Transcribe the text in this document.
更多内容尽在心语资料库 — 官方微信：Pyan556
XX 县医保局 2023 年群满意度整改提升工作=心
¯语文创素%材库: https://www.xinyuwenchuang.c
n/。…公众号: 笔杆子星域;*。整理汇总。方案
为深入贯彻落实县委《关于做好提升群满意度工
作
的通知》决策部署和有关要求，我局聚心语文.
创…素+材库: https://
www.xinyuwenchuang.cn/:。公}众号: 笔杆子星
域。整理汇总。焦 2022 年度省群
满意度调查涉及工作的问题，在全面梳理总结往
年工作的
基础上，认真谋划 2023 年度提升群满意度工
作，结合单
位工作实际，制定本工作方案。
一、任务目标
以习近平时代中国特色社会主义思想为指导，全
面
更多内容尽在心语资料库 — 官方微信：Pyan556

###

■ Instruction
Filter the records above and return every line that holds the word "https".

■ Written response
¯语文创素%材库: https://www.xinyuwenchuang.c
创…素+材库: https://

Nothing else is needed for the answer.